EXERCISE TASKS:
1. In the interview about news sources and Chaucer, why did a war on heresy suit the Archbishop of Arundel's purposes? Answer in one to three sentences.
2. Summarize the interview about news sources and Chaucer in two sentences.
3. List every website the interviewee names in the interview about news sources and Chaucer as a site they consider good or like.

EXTRACT PROVIDED:
══════════════════════════════

Do you get most of your news from the papers?
Mostly from the Web in the last four of five years, actually, though I do read the Guardian and Robert Fisk in the Independent. There's one site called the New Standard which is very good. They had an American journalist, from Alaska, actually, who's not embedded and he's in Fallujah trying to see what's going on. Some other Web sites I like are ZNet, Le Monde Diplomatique and Tom Paine.
You've given up on television?
Yes. I just get so angry when I watch the television news. They just reiterate the government line all the time, or at least the vocabulary that the government wants them to use. It's so difficult to see what the reality is if you look at television.
And now for something completely different, if I can borrow a phrase, there's your new book on Chaucer, "Was Chaucer Murdered?" But it's really not that different, in a way, because you depict Chaucer as a writer working in a fairly open society under Richard II. Then, when a new regime comes in, under the usurper Henry IV, it shuts down considerably. Eventually this great poet simply vanishes from the historical record.
That's it, actually. My work on Chaucer and the 14th century made me more politically aware about what's happening now. I was always very unpolitical when I was growing up, in my 20s. Reading about the 14th century, I was seeing the same things going on. The people who wanted to change the world and make it better for more people had different issues, but you still see it. And the people who want power and money are unfortunately more adept at wielding power than the people who want to make things better.
In Chaucer's day it was expressed in religious terms. That's where the power was. By the late 14th century, the church had become completely commercialized and was a huge money-making thing. You had some people in the church who were just using it for that and as a power base. Those people tending to wind up running the church. Then there were people within the church who didn't like this and wanted to take it back to its earlier simplicity and more of a religious footing. It took the church establishment quite a while to realize the threat in that. One of Richard's problems was that he didn't take that seriously or support the church establishment enough and in the end it was the church establishment who took him out of power and put Henry IV in.
It was the Archbishop of Arundel who was the real mastermind behind this, the Henry Kissinger of his day. He did exactly what is happening now. He put this illegitimate, illegal regime in power and he lied and cheated to get power himself. Then he neutralized the opposition by declaring a war on heresy. A war on heresy suited his purposes because it was open-ended, he could define heresy how he liked. And he defined it as "you're either with us or you're a heretic." If you criticized the church, you were criticizing the king. It was all the same thing. You saw people using the same mechanisms and tools of power in the 14th century that are used in the war on terror today.
Do you believe that Chaucer was murdered?
I think it's perfectly possible, but we don't really know at all. By asking the question we force people to look at the political reality, which has never been mentioned. I can't believe it. People just go along with the propaganda of Henry IV. Henry IV, because he was an illegitimate ruler, was widely despised during his own reign, even though previously he'd been a popular figure, a champion of chivalry. But once he betrayed his liege lord [Richard II] and usurped the throne he was widely despised. So he rolled in a propaganda machine to rewrite the record and erase any evidence of Richard's popularity and artistic achievements. It's the propaganda that people believe.

══════════════════════════════

DATASET EXTRACT:
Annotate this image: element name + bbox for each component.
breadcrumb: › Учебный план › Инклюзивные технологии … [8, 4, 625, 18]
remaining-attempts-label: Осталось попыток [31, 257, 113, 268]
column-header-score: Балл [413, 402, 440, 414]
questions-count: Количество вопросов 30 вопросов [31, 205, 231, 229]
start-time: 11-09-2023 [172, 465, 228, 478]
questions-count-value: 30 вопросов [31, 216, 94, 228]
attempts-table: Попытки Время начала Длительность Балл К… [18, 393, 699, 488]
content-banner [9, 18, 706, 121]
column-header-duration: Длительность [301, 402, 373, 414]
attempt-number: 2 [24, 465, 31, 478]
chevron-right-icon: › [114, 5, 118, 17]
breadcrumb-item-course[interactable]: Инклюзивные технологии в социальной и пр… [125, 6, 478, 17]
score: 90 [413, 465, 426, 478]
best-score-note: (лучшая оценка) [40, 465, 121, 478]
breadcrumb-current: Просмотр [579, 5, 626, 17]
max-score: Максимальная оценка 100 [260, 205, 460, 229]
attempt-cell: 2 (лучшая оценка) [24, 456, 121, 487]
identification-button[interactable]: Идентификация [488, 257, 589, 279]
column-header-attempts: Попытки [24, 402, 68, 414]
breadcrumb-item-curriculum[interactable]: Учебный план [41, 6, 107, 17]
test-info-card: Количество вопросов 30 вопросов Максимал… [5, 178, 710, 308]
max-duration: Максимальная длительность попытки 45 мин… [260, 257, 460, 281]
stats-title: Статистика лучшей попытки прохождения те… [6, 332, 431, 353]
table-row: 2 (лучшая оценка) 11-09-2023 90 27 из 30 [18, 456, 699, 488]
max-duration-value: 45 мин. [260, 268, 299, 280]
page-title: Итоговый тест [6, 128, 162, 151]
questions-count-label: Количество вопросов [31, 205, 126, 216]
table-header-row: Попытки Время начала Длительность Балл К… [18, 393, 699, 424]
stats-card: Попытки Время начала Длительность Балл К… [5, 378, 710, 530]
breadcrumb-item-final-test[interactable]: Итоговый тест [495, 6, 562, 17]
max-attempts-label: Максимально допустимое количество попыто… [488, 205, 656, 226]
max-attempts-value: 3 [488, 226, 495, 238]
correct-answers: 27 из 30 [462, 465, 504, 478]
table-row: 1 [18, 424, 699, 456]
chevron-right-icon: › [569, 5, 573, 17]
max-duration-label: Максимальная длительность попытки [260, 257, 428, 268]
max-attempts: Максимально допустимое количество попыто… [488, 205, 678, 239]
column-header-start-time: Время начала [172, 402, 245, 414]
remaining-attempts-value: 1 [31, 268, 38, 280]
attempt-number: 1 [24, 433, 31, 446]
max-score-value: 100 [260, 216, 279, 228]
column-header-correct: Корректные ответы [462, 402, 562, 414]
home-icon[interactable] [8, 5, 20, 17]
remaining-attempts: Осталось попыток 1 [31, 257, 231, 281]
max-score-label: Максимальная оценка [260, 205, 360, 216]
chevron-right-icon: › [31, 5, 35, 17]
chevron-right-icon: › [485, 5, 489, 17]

══════════════════════════════

TASK SOLUTIONS:
1. A war on heresy suited the Archbishop's purposes because it was open-ended. He could define heresy however he liked, and he framed it as "you're either with us or you're a heretic." This let him neutralize the opposition.

2. The interviewee now gets news mostly from the Web and from a few newspapers, and has given up on television news because it repeats the government's line and vocabulary. Working on Chaucer and the 14th century made the interviewee more politically aware: Henry IV and the Archbishop of Arundel used tools of power like a war on heresy and propaganda that resemble those of today's war on terror, and the book asks whether Chaucer was murdered in order to make people look at that political reality.

3.
- The New Standard
- ZNet
- Le Monde Diplomatique
- Tom Paine